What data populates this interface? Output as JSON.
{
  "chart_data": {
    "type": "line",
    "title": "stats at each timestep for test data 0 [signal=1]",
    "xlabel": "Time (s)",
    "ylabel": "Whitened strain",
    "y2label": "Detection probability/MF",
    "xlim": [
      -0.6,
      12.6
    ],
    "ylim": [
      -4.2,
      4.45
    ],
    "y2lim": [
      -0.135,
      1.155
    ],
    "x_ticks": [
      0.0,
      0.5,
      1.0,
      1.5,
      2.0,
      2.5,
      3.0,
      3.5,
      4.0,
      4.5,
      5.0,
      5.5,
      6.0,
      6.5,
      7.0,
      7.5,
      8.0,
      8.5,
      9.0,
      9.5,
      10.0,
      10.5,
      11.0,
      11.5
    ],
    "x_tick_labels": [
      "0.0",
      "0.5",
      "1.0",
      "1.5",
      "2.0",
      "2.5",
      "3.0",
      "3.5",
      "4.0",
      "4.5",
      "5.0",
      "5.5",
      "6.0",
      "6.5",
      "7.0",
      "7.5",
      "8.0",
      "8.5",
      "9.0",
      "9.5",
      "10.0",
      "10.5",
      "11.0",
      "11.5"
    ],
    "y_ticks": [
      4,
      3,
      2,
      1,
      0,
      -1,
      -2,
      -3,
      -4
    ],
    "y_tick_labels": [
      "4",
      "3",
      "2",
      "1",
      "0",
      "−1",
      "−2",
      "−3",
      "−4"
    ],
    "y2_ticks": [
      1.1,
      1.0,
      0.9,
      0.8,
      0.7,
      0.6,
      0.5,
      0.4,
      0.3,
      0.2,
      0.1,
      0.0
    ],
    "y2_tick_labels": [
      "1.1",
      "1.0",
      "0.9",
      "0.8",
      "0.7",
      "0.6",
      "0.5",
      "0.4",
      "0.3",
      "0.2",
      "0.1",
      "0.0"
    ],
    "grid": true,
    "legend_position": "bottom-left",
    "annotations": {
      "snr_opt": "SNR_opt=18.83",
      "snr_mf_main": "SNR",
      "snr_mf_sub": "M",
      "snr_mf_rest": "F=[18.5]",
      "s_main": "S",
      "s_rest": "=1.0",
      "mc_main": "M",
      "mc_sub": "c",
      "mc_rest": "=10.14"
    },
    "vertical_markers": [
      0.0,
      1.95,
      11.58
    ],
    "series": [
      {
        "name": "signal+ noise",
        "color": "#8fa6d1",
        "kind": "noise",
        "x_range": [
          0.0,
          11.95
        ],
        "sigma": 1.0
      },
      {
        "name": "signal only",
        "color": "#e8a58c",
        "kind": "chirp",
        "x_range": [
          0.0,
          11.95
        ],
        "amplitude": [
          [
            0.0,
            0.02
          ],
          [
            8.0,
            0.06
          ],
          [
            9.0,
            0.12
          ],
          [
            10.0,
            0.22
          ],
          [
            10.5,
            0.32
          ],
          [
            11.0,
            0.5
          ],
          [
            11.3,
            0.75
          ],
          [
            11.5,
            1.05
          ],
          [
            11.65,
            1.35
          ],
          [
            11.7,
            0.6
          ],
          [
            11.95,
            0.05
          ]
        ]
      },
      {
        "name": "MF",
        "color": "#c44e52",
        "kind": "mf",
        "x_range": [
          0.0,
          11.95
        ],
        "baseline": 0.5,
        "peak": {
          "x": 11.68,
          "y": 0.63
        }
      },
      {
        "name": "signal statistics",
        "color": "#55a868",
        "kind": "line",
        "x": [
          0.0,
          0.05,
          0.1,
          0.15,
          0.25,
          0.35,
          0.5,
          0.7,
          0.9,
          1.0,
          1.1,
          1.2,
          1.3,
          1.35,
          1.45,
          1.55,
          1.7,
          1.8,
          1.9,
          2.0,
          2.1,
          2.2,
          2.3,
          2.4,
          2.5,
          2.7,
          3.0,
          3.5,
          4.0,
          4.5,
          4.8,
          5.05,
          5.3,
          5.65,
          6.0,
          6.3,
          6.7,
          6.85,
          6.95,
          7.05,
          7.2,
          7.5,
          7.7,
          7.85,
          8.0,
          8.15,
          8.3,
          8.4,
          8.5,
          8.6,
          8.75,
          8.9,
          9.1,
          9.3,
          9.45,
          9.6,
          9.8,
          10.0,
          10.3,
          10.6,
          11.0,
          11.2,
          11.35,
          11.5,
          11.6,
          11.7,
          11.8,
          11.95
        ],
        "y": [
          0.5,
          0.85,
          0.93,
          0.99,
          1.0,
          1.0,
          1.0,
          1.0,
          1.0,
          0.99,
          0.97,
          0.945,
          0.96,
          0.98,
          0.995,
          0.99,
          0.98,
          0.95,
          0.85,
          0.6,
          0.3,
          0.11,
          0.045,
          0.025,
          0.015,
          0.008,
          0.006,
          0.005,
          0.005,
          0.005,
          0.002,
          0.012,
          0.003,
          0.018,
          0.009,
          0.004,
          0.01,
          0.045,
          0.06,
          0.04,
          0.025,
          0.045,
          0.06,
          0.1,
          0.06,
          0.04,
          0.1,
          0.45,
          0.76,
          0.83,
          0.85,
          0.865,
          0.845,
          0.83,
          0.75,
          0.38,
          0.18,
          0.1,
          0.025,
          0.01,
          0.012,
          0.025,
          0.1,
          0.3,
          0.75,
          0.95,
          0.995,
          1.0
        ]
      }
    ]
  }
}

-=-=-=-=-

Task details: Collect every line above that contains the word "kind".

Answer to this task:
        "kind": "noise",
        "kind": "chirp",
        "kind": "mf",
        "kind": "line",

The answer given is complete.